[Records about charts and figures]
★ ★ ★
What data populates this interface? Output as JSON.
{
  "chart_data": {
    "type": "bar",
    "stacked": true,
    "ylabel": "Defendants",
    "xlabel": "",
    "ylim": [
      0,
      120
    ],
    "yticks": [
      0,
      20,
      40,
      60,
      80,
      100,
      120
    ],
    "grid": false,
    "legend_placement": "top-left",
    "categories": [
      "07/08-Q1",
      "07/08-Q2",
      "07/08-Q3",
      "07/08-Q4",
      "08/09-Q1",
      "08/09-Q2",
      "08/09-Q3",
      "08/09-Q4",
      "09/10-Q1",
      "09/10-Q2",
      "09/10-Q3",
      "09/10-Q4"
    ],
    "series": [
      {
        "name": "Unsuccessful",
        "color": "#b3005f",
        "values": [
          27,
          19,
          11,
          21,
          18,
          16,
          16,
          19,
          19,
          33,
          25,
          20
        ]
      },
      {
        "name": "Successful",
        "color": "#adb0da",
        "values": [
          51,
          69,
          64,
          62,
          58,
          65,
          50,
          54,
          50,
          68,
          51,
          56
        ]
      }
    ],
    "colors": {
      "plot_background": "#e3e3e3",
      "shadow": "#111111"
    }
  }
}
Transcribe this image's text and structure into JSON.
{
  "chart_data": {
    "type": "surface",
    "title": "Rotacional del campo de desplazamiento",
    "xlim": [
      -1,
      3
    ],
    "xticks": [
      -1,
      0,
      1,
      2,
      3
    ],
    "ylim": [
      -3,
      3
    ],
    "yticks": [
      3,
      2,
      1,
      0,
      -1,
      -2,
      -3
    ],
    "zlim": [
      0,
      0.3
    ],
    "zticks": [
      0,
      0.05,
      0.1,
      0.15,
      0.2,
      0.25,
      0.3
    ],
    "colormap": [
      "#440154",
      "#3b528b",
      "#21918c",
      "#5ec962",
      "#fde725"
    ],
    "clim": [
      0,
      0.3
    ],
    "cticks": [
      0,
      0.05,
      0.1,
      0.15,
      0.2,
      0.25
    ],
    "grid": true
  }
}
★ ★ ★
» **EXERCISE INSTRUCTIONS**
Reproduce the records in full, exactly as written.

» **ANSWER FOR THE TASK**
What data populates this interface? Output as JSON.
{
  "chart_data": {
    "type": "bar",
    "stacked": true,
    "ylabel": "Defendants",
    "xlabel": "",
    "ylim": [
      0,
      120
    ],
    "yticks": [
      0,
      20,
      40,
      60,
      80,
      100,
      120
    ],
    "grid": false,
    "legend_placement": "top-left",
    "categories": [
      "07/08-Q1",
      "07/08-Q2",
      "07/08-Q3",
      "07/08-Q4",
      "08/09-Q1",
      "08/09-Q2",
      "08/09-Q3",
      "08/09-Q4",
      "09/10-Q1",
      "09/10-Q2",
      "09/10-Q3",
      "09/10-Q4"
    ],
    "series": [
      {
        "name": "Unsuccessful",
        "color": "#b3005f",
        "values": [
          27,
          19,
          11,
          21,
          18,
          16,
          16,
          19,
          19,
          33,
          25,
          20
        ]
      },
      {
        "name": "Successful",
        "color": "#adb0da",
        "values": [
          51,
          69,
          64,
          62,
          58,
          65,
          50,
          54,
          50,
          68,
          51,
          56
        ]
      }
    ],
    "colors": {
      "plot_background": "#e3e3e3",
      "shadow": "#111111"
    }
  }
}
Transcribe this image's text and structure into JSON.
{
  "chart_data": {
    "type": "surface",
    "title": "Rotacional del campo de desplazamiento",
    "xlim": [
      -1,
      3
    ],
    "xticks": [
      -1,
      0,
      1,
      2,
      3
    ],
    "ylim": [
      -3,
      3
    ],
    "yticks": [
      3,
      2,
      1,
      0,
      -1,
      -2,
      -3
    ],
    "zlim": [
      0,
      0.3
    ],
    "zticks": [
      0,
      0.05,
      0.1,
      0.15,
      0.2,
      0.25,
      0.3
    ],
    "colormap": [
      "#440154",
      "#3b528b",
      "#21918c",
      "#5ec962",
      "#fde725"
    ],
    "clim": [
      0,
      0.3
    ],
    "cticks": [
      0,
      0.05,
      0.1,
      0.15,
      0.2,
      0.25
    ],
    "grid": true
  }
}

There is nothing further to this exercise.